◆ **Extracted material**
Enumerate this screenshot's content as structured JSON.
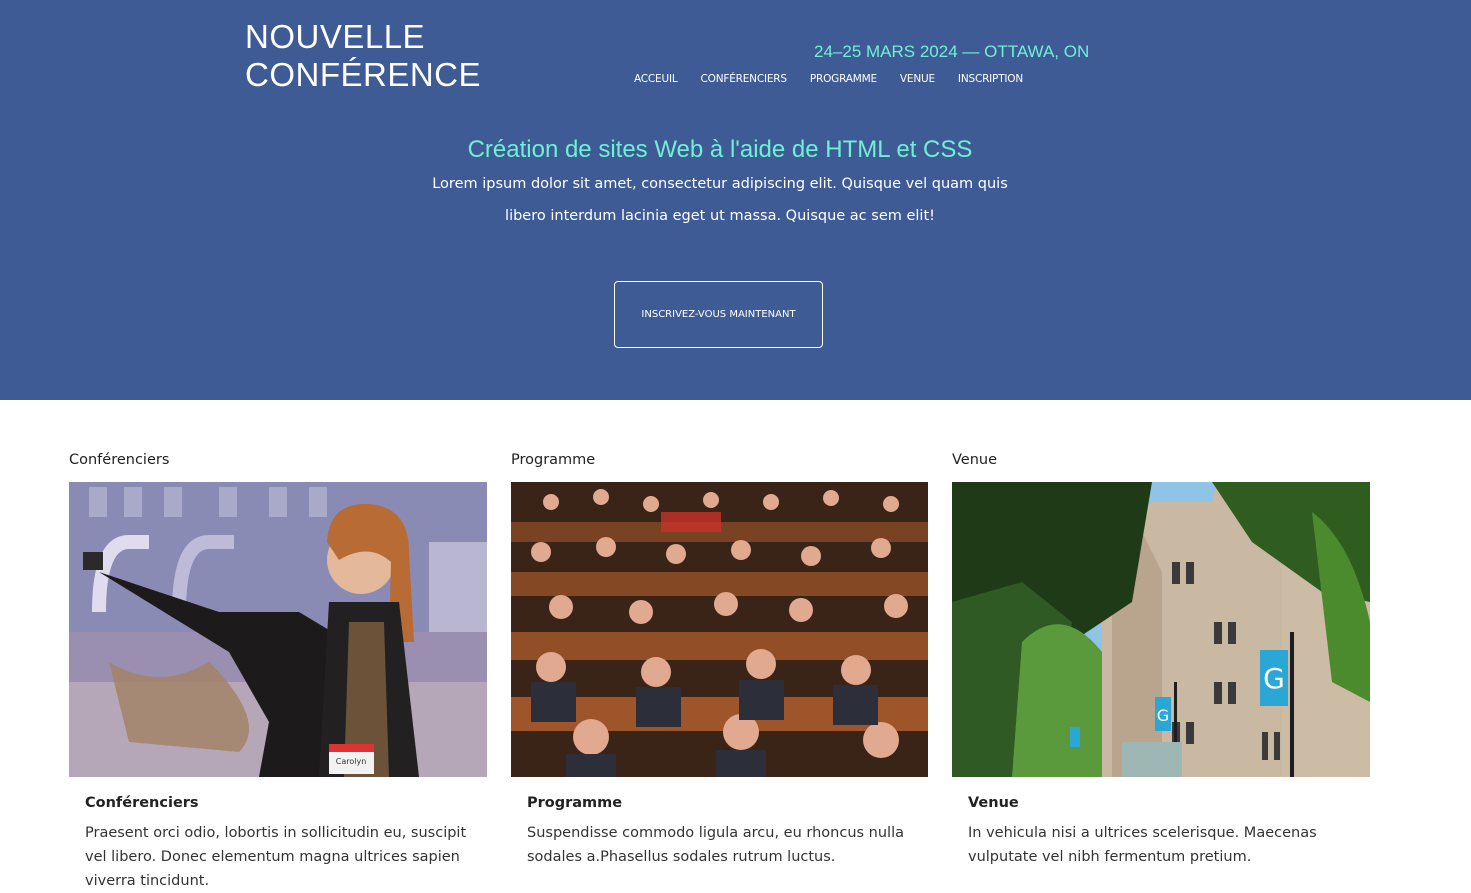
{
  "header": {
    "brand_line1": "NOUVELLE",
    "brand_line2": "CONFÉRENCE",
    "date_location": "24–25 MARS 2024 — OTTAWA, ON",
    "nav": [
      "ACCEUIL",
      "CONFÉRENCIERS",
      "PROGRAMME",
      "VENUE",
      "INSCRIPTION"
    ]
  },
  "hero": {
    "title": "Création de sites Web à l'aide de HTML et CSS",
    "text": "Lorem ipsum dolor sit amet, consectetur adipiscing elit. Quisque vel quam quis libero interdum lacinia eget ut massa. Quisque ac sem elit!",
    "cta_label": "INSCRIVEZ-VOUS MAINTENANT"
  },
  "cards": [
    {
      "heading": "Conférenciers",
      "title": "Conférenciers",
      "body": "Praesent orci odio, lobortis in sollicitudin eu, suscipit vel libero. Donec elementum magna ultrices sapien viverra tincidunt.",
      "image_icon": "speaker-photo",
      "badge_text": "Carolyn"
    },
    {
      "heading": "Programme",
      "title": "Programme",
      "body": "Suspendisse commodo ligula arcu, eu rhoncus nulla sodales a.Phasellus sodales rutrum luctus.",
      "image_icon": "audience-photo"
    },
    {
      "heading": "Venue",
      "title": "Venue",
      "body": "In vehicula nisi a ultrices scelerisque. Maecenas vulputate vel nibh fermentum pretium.",
      "image_icon": "venue-building-photo",
      "banner_letter": "G"
    }
  ],
  "colors": {
    "hero_bg": "#3f5b95",
    "accent": "#6ff0d4"
  }
}
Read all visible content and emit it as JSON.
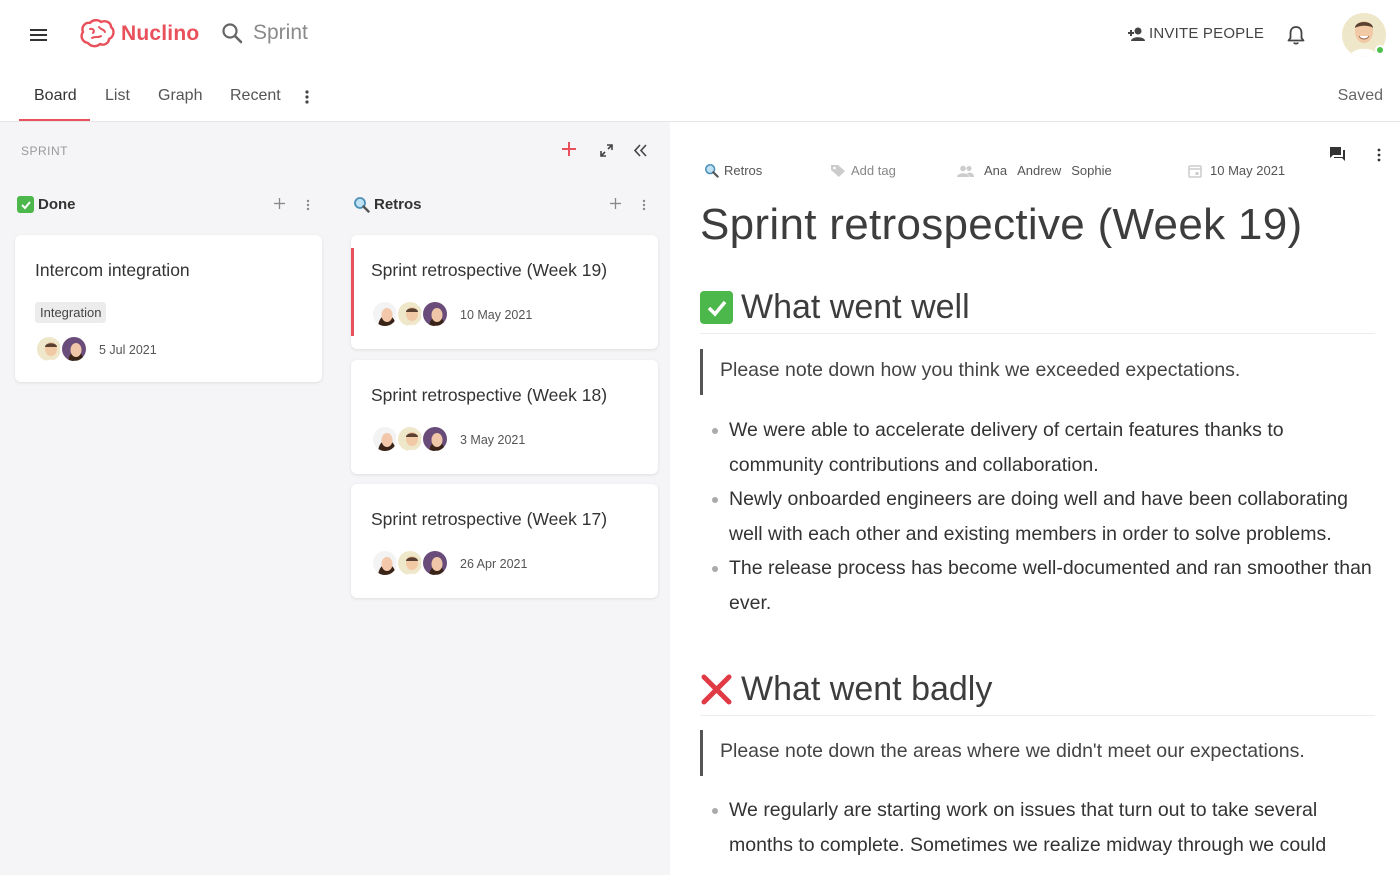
{
  "header": {
    "app_name": "Nuclino",
    "search_text": "Sprint",
    "invite_label": "INVITE PEOPLE"
  },
  "tabs": [
    {
      "label": "Board"
    },
    {
      "label": "List"
    },
    {
      "label": "Graph"
    },
    {
      "label": "Recent"
    }
  ],
  "status": "Saved",
  "board": {
    "label": "SPRINT",
    "columns": [
      {
        "name": "Done",
        "cards": [
          {
            "title": "Intercom integration",
            "tag": "Integration",
            "date": "5 Jul 2021"
          }
        ]
      },
      {
        "name": "Retros",
        "cards": [
          {
            "title": "Sprint retrospective (Week 19)",
            "date": "10 May 2021"
          },
          {
            "title": "Sprint retrospective (Week 18)",
            "date": "3 May 2021"
          },
          {
            "title": "Sprint retrospective (Week 17)",
            "date": "26 Apr 2021"
          }
        ]
      }
    ]
  },
  "document": {
    "collection": "Retros",
    "add_tag": "Add tag",
    "assignees": [
      "Ana",
      "Andrew",
      "Sophie"
    ],
    "date": "10 May 2021",
    "title": "Sprint retrospective (Week 19)",
    "sections": [
      {
        "heading": "What went well",
        "quote": "Please note down how you think we exceeded expectations.",
        "bullets": [
          "We were able to accelerate delivery of certain features thanks to community contributions and collaboration.",
          "Newly onboarded engineers are doing well and have been collaborating well with each other and existing members in order to solve problems.",
          "The release process has become well-documented and ran smoother than ever."
        ]
      },
      {
        "heading": "What went badly",
        "quote": "Please note down the areas where we didn't meet our expectations.",
        "bullets": [
          "We regularly are starting work on issues that turn out to take several months to complete. Sometimes we realize midway through we could"
        ]
      }
    ]
  },
  "colors": {
    "accent": "#e8505b",
    "board_bg": "#f5f5f7",
    "check_green": "#4cb84c",
    "cross_red": "#e03a45"
  },
  "icons": [
    "hamburger-icon",
    "brain-logo-icon",
    "search-icon",
    "add-person-icon",
    "bell-icon",
    "more-vertical-icon",
    "plus-icon",
    "expand-icon",
    "collapse-icon",
    "check-mark-icon",
    "magnifier-icon",
    "tag-icon",
    "people-icon",
    "calendar-icon",
    "comment-icon",
    "cross-icon"
  ]
}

◆ **Task directions**
Only the number is wanted: how many lines in the data include the string "quote"?

◆ **Answer to this problem**
2